Short task ▸ Each entry here needs to be set down again exactly, please; pictures are left out.

Data excerpts ▸
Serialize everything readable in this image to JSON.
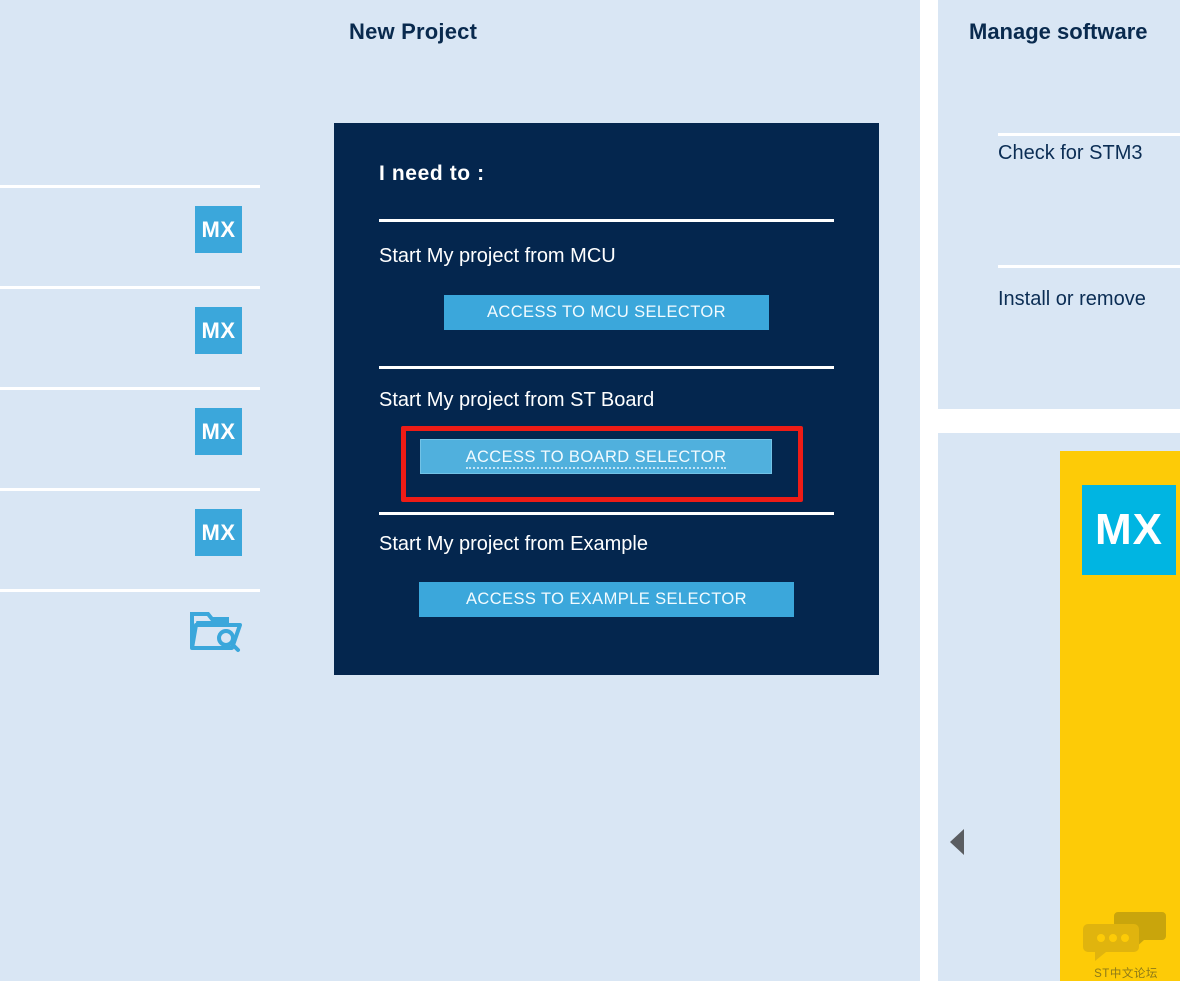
{
  "page": {
    "title": "New Project",
    "background_color": "#d9e6f4",
    "card_color": "#04264e",
    "accent_blue": "#3ba7db",
    "highlight_color": "#ee1c16",
    "banner_yellow": "#fdcb07"
  },
  "recent_projects": {
    "items": [
      {
        "icon": "mx-icon",
        "label": "MX"
      },
      {
        "icon": "mx-icon",
        "label": "MX"
      },
      {
        "icon": "mx-icon",
        "label": "MX"
      },
      {
        "icon": "mx-icon",
        "label": "MX"
      }
    ],
    "browse": {
      "icon": "folder-search-icon"
    }
  },
  "need_card": {
    "heading": "I need to :",
    "options": [
      {
        "label": "Start My project from MCU",
        "button": "ACCESS TO MCU SELECTOR"
      },
      {
        "label": "Start My project from ST Board",
        "button": "ACCESS TO BOARD SELECTOR"
      },
      {
        "label": "Start My project from Example",
        "button": "ACCESS TO EXAMPLE SELECTOR"
      }
    ]
  },
  "manage_software": {
    "title": "Manage software",
    "items": [
      "Check for STM3",
      "Install or remove"
    ]
  },
  "banner": {
    "logo_text": "MX",
    "watermark_text": "ST中文论坛",
    "watermark_icon": "chat-bubbles-icon"
  },
  "collapse_control": {
    "icon": "caret-left-icon"
  }
}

Exercise output ▸
Serialize everything readable in this image to JSON.
{
  "page": {
    "title": "New Project",
    "background_color": "#d9e6f4",
    "card_color": "#04264e",
    "accent_blue": "#3ba7db",
    "highlight_color": "#ee1c16",
    "banner_yellow": "#fdcb07"
  },
  "recent_projects": {
    "items": [
      {
        "icon": "mx-icon",
        "label": "MX"
      },
      {
        "icon": "mx-icon",
        "label": "MX"
      },
      {
        "icon": "mx-icon",
        "label": "MX"
      },
      {
        "icon": "mx-icon",
        "label": "MX"
      }
    ],
    "browse": {
      "icon": "folder-search-icon"
    }
  },
  "need_card": {
    "heading": "I need to :",
    "options": [
      {
        "label": "Start My project from MCU",
        "button": "ACCESS TO MCU SELECTOR"
      },
      {
        "label": "Start My project from ST Board",
        "button": "ACCESS TO BOARD SELECTOR"
      },
      {
        "label": "Start My project from Example",
        "button": "ACCESS TO EXAMPLE SELECTOR"
      }
    ]
  },
  "manage_software": {
    "title": "Manage software",
    "items": [
      "Check for STM3",
      "Install or remove"
    ]
  },
  "banner": {
    "logo_text": "MX",
    "watermark_text": "ST中文论坛",
    "watermark_icon": "chat-bubbles-icon"
  },
  "collapse_control": {
    "icon": "caret-left-icon"
  }
}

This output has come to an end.